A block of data

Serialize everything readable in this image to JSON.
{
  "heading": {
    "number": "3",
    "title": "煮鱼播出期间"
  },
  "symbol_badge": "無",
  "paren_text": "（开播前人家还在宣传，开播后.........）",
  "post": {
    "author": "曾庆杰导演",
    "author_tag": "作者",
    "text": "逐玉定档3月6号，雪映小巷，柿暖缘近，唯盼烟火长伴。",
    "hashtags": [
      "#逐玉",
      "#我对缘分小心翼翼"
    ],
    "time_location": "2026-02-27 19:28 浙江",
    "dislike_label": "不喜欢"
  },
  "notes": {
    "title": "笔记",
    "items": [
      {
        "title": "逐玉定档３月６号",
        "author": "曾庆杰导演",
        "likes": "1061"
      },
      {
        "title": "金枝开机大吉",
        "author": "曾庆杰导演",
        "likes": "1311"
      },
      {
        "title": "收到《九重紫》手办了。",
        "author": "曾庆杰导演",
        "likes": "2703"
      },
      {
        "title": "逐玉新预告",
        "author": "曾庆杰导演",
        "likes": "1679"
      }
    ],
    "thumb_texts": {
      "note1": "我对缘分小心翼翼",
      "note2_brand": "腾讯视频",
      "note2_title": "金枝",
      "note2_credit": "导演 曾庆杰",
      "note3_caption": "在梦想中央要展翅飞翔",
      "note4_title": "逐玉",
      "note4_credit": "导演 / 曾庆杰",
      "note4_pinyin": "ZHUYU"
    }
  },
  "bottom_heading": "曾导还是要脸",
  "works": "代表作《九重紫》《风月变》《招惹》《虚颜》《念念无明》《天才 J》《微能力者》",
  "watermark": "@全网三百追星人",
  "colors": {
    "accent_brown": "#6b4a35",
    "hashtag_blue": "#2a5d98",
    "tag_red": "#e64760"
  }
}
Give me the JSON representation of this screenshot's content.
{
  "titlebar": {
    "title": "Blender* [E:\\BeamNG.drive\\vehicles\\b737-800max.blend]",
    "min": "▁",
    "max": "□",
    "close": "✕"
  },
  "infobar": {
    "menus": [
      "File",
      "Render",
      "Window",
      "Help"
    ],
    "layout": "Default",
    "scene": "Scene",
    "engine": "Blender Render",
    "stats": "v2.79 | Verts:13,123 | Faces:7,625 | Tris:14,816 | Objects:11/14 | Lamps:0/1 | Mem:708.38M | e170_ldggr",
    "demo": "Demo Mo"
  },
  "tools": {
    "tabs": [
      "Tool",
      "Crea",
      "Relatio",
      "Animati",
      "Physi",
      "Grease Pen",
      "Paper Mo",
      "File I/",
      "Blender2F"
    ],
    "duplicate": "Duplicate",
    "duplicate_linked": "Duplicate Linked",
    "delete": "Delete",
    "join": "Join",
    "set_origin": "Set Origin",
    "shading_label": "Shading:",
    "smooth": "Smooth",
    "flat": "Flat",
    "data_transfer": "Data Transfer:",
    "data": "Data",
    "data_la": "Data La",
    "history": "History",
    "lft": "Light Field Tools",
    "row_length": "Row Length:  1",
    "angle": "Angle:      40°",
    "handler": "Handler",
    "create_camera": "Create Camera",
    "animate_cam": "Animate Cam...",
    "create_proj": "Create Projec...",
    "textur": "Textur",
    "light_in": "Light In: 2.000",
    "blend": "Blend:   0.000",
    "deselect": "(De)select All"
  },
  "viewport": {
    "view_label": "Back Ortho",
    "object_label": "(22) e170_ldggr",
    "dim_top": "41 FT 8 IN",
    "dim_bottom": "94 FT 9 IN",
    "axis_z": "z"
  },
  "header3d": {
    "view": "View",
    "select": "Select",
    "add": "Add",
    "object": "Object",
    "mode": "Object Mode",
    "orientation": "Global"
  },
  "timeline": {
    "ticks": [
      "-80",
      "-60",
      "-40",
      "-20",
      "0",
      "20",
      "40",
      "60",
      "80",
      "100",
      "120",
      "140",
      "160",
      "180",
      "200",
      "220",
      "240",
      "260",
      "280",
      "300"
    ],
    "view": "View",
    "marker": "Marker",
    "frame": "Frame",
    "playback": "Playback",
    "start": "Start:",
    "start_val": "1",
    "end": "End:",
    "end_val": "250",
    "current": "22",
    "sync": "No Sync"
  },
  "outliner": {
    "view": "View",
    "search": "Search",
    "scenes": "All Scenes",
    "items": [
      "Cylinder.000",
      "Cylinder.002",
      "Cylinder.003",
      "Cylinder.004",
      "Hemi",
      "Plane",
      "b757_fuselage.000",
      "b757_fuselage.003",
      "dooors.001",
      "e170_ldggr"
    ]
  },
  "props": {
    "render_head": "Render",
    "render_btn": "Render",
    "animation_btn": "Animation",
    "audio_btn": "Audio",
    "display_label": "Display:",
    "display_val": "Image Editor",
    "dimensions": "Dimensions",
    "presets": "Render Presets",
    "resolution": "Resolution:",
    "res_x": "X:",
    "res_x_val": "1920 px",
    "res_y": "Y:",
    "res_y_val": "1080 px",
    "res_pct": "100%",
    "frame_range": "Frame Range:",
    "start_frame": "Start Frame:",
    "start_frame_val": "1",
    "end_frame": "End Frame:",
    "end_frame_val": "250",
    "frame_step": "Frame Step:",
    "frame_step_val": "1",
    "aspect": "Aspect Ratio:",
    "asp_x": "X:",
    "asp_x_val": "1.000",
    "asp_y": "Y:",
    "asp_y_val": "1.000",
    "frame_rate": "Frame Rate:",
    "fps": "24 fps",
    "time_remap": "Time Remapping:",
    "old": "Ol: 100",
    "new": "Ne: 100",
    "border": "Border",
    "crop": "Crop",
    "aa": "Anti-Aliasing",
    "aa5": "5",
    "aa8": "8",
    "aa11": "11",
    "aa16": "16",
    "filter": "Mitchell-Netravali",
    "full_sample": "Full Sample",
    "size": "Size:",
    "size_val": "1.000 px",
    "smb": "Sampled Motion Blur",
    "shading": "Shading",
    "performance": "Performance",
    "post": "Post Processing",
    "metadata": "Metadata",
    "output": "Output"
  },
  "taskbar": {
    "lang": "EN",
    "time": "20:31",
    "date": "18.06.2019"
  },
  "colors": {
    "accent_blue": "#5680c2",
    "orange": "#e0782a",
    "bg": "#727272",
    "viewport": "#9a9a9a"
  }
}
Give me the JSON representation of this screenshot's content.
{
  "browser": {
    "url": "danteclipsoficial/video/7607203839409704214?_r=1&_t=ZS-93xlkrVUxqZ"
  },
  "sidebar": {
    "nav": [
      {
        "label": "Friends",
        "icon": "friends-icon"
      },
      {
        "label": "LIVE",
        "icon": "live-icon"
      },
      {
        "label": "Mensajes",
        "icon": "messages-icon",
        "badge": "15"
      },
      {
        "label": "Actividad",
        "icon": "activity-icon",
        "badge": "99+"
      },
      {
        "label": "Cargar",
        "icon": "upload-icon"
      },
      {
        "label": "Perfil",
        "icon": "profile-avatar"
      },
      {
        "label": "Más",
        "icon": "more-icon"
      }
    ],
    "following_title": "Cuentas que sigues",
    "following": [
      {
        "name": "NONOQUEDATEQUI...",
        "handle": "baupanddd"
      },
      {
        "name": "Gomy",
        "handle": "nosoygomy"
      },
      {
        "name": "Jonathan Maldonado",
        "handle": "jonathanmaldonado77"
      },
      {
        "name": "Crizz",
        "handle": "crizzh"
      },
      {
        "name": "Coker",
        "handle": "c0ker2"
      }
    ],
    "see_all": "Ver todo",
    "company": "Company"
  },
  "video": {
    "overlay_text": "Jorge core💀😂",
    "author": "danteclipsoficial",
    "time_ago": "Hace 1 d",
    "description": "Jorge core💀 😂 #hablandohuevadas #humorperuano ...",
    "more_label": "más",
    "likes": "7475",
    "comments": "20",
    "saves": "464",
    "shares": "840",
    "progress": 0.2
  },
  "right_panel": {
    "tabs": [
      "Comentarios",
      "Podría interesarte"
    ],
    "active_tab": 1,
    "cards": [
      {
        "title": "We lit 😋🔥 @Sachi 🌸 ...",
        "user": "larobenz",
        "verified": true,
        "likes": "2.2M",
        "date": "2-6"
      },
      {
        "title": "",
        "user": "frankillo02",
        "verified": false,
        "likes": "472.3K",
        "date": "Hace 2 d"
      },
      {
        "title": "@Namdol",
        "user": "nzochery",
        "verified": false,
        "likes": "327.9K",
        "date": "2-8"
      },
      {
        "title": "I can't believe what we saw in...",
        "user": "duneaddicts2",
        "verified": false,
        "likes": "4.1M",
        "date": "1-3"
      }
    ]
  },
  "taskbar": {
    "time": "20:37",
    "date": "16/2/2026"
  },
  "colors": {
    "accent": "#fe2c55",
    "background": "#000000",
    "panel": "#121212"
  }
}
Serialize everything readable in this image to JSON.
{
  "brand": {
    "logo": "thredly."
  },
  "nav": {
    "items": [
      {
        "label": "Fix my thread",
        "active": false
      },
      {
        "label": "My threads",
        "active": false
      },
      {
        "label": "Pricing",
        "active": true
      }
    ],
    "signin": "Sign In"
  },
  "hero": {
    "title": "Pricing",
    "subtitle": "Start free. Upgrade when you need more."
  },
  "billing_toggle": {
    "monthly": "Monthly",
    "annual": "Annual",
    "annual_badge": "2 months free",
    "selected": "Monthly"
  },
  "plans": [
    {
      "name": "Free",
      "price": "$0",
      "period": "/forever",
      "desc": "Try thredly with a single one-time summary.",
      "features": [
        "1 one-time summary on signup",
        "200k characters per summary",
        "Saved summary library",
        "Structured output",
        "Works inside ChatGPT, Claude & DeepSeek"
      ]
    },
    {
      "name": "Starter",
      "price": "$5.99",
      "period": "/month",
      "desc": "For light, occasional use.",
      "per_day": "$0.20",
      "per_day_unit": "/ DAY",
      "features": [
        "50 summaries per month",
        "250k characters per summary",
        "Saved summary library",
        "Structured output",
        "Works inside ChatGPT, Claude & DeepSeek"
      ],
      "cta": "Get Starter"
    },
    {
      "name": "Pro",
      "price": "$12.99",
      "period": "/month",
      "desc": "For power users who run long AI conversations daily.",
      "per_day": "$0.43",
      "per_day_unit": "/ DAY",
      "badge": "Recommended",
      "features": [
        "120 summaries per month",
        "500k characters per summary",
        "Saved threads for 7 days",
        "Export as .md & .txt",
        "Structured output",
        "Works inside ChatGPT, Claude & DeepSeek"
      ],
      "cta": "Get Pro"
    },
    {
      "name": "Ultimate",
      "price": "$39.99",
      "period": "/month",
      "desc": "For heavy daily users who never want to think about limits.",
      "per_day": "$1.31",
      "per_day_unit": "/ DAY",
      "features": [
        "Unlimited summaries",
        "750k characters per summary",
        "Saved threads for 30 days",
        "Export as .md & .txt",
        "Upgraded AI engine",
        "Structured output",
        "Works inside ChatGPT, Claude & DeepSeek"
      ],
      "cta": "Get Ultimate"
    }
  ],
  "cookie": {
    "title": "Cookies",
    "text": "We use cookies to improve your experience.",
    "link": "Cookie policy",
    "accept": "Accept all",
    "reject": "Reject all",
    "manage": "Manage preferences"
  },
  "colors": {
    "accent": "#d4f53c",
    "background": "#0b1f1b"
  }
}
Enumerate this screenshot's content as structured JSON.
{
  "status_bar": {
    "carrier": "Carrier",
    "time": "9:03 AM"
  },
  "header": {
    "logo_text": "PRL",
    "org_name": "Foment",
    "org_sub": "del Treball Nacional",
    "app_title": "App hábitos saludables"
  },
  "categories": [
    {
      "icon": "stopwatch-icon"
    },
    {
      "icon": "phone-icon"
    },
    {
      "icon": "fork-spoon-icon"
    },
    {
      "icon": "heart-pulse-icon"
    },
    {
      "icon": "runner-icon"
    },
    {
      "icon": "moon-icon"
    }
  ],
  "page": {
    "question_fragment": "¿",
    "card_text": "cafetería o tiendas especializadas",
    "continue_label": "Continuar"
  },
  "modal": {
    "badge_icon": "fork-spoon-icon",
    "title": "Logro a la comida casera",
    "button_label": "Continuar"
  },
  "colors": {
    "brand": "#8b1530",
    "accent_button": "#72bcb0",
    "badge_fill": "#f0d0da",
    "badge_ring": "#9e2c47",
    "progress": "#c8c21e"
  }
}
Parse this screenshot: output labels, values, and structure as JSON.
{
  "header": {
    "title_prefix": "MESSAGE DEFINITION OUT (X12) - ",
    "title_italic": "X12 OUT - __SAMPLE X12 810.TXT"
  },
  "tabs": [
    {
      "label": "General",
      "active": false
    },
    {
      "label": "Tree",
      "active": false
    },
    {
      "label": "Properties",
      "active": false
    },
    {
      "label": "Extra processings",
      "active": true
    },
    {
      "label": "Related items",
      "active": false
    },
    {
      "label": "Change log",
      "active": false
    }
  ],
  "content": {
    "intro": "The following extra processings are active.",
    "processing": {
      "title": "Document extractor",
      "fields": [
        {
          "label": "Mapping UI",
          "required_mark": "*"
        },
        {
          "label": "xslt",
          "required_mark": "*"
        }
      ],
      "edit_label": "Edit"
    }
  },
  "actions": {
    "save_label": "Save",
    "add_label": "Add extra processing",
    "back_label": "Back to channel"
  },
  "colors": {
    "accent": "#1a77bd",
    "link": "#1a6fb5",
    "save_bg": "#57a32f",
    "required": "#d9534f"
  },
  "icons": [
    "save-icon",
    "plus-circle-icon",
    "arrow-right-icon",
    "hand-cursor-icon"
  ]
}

- _Exercise task_
Copy each line above that contains the word "background".

- _Answer for this exercise_
    "background": "#000000",
    "background": "#0b1f1b"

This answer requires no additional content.